— Begin Data in this exercise —
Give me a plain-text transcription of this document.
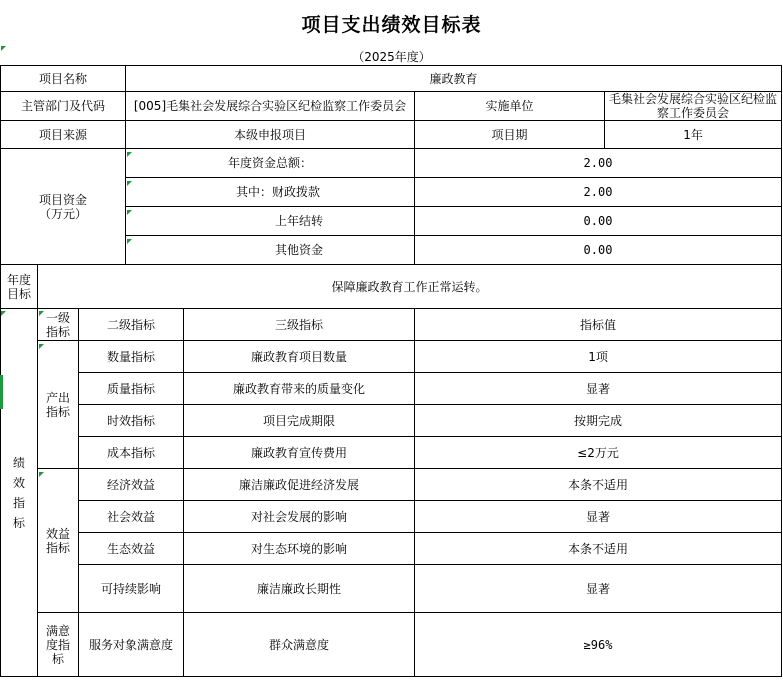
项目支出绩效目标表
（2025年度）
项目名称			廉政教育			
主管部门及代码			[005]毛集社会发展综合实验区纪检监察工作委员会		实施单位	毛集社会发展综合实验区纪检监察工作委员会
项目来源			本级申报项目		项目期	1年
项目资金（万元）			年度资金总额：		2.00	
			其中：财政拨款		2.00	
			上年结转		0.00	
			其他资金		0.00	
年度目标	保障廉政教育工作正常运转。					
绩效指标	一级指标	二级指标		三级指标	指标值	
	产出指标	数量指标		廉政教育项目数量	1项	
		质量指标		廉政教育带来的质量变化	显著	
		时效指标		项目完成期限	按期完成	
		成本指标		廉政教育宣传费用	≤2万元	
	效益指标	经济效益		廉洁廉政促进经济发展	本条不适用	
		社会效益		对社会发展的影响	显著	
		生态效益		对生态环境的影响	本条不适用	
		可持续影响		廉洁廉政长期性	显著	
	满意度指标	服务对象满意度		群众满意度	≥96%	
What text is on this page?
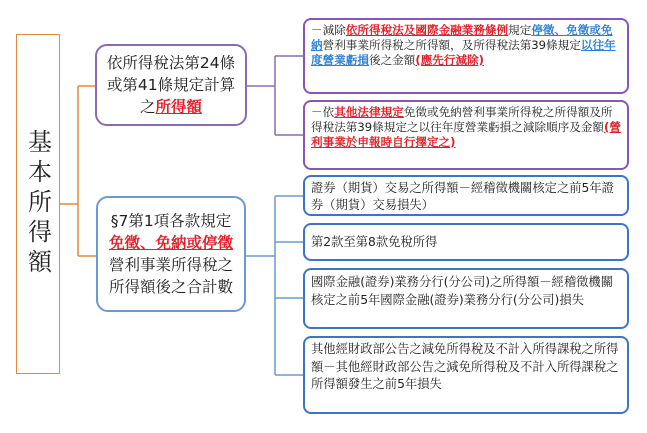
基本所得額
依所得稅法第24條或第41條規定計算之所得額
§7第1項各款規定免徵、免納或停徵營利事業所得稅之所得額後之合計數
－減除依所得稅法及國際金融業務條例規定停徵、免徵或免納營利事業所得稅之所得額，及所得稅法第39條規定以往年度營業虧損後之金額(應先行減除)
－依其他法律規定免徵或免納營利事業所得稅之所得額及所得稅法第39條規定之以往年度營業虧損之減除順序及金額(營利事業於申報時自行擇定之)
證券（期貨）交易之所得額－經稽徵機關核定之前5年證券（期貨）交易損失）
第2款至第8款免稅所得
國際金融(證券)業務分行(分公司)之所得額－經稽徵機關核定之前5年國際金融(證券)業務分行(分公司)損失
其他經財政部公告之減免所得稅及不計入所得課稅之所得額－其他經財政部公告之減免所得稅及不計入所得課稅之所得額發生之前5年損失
— End Data in this exercise —
Exercise goal
Reproduce the records, all of them, word for word; omit the pictures.

Task response
Give me a plain-text transcription of this document.
项目支出绩效目标表
（2025年度）
项目名称			廉政教育			
主管部门及代码			[005]毛集社会发展综合实验区纪检监察工作委员会		实施单位	毛集社会发展综合实验区纪检监察工作委员会
项目来源			本级申报项目		项目期	1年
项目资金（万元）			年度资金总额：		2.00	
			其中：财政拨款		2.00	
			上年结转		0.00	
			其他资金		0.00	
年度目标	保障廉政教育工作正常运转。					
绩效指标	一级指标	二级指标		三级指标	指标值	
	产出指标	数量指标		廉政教育项目数量	1项	
		质量指标		廉政教育带来的质量变化	显著	
		时效指标		项目完成期限	按期完成	
		成本指标		廉政教育宣传费用	≤2万元	
	效益指标	经济效益		廉洁廉政促进经济发展	本条不适用	
		社会效益		对社会发展的影响	显著	
		生态效益		对生态环境的影响	本条不适用	
		可持续影响		廉洁廉政长期性	显著	
	满意度指标	服务对象满意度		群众满意度	≥96%	
What text is on this page?
基本所得額
依所得稅法第24條或第41條規定計算之所得額
§7第1項各款規定免徵、免納或停徵營利事業所得稅之所得額後之合計數
－減除依所得稅法及國際金融業務條例規定停徵、免徵或免納營利事業所得稅之所得額，及所得稅法第39條規定以往年度營業虧損後之金額(應先行減除)
－依其他法律規定免徵或免納營利事業所得稅之所得額及所得稅法第39條規定之以往年度營業虧損之減除順序及金額(營利事業於申報時自行擇定之)
證券（期貨）交易之所得額－經稽徵機關核定之前5年證券（期貨）交易損失）
第2款至第8款免稅所得
國際金融(證券)業務分行(分公司)之所得額－經稽徵機關核定之前5年國際金融(證券)業務分行(分公司)損失
其他經財政部公告之減免所得稅及不計入所得課稅之所得額－其他經財政部公告之減免所得稅及不計入所得課稅之所得額發生之前5年損失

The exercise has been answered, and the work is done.